══ Record set

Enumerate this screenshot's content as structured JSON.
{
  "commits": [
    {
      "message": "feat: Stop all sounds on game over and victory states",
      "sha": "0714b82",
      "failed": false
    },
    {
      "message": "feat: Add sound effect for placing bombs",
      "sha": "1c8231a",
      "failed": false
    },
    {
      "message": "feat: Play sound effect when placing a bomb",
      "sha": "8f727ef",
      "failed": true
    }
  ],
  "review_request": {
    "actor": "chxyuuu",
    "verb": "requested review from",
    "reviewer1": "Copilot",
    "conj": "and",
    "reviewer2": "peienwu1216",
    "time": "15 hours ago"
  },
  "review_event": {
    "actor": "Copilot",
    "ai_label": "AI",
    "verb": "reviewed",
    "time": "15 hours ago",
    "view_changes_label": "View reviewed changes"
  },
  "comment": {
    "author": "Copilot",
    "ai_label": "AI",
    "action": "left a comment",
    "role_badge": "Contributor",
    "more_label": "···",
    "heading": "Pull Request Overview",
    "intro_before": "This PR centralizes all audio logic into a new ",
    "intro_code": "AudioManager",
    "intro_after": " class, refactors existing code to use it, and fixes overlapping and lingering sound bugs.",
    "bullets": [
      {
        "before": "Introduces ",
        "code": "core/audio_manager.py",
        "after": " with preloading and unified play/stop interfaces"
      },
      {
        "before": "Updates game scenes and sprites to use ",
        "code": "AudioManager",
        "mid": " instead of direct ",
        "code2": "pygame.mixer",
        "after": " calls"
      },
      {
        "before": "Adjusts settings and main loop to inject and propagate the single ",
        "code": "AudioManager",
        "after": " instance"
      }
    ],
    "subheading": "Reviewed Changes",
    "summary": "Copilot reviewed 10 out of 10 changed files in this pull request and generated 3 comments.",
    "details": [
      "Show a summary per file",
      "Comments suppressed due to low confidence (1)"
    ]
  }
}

════

Task details =>
Within the listing above, find every line containing the string "effect" and return it.

Solution to the problem =>
      "message": "feat: Add sound effect for placing bombs",
      "message": "feat: Play sound effect when placing a bomb",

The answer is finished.